## START

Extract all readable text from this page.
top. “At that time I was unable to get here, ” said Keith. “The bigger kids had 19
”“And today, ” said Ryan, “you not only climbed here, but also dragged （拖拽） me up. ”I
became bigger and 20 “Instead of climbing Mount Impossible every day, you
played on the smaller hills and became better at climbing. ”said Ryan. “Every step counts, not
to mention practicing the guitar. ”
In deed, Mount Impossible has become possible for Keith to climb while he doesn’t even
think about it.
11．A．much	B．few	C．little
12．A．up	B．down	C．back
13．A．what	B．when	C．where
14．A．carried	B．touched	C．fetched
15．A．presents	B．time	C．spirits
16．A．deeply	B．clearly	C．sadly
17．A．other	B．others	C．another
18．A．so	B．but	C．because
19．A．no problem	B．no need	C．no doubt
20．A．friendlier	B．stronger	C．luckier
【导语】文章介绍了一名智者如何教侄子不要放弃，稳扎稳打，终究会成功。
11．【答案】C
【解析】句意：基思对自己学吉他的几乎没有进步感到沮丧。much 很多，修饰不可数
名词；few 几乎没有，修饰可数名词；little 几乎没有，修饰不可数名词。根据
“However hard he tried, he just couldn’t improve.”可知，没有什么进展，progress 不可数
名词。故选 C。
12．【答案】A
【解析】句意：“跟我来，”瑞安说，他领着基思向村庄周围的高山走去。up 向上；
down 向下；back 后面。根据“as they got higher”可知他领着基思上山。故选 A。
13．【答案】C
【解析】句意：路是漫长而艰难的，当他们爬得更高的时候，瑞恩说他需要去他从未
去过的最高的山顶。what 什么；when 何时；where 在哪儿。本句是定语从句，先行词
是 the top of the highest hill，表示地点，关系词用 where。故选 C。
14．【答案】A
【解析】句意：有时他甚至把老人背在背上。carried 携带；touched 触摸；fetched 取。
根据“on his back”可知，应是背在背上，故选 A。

## END

## [The problem]
Copy down the material exactly as written.

## [Final result]
Extract all readable text from this page.
top. “At that time I was unable to get here, ” said Keith. “The bigger kids had 19
”“And today, ” said Ryan, “you not only climbed here, but also dragged （拖拽） me up. ”I
became bigger and 20 “Instead of climbing Mount Impossible every day, you
played on the smaller hills and became better at climbing. ”said Ryan. “Every step counts, not
to mention practicing the guitar. ”
In deed, Mount Impossible has become possible for Keith to climb while he doesn’t even
think about it.
11．A．much	B．few	C．little
12．A．up	B．down	C．back
13．A．what	B．when	C．where
14．A．carried	B．touched	C．fetched
15．A．presents	B．time	C．spirits
16．A．deeply	B．clearly	C．sadly
17．A．other	B．others	C．another
18．A．so	B．but	C．because
19．A．no problem	B．no need	C．no doubt
20．A．friendlier	B．stronger	C．luckier
【导语】文章介绍了一名智者如何教侄子不要放弃，稳扎稳打，终究会成功。
11．【答案】C
【解析】句意：基思对自己学吉他的几乎没有进步感到沮丧。much 很多，修饰不可数
名词；few 几乎没有，修饰可数名词；little 几乎没有，修饰不可数名词。根据
“However hard he tried, he just couldn’t improve.”可知，没有什么进展，progress 不可数
名词。故选 C。
12．【答案】A
【解析】句意：“跟我来，”瑞安说，他领着基思向村庄周围的高山走去。up 向上；
down 向下；back 后面。根据“as they got higher”可知他领着基思上山。故选 A。
13．【答案】C
【解析】句意：路是漫长而艰难的，当他们爬得更高的时候，瑞恩说他需要去他从未
去过的最高的山顶。what 什么；when 何时；where 在哪儿。本句是定语从句，先行词
是 the top of the highest hill，表示地点，关系词用 where。故选 C。
14．【答案】A
【解析】句意：有时他甚至把老人背在背上。carried 携带；touched 触摸；fetched 取。
根据“on his back”可知，应是背在背上，故选 A。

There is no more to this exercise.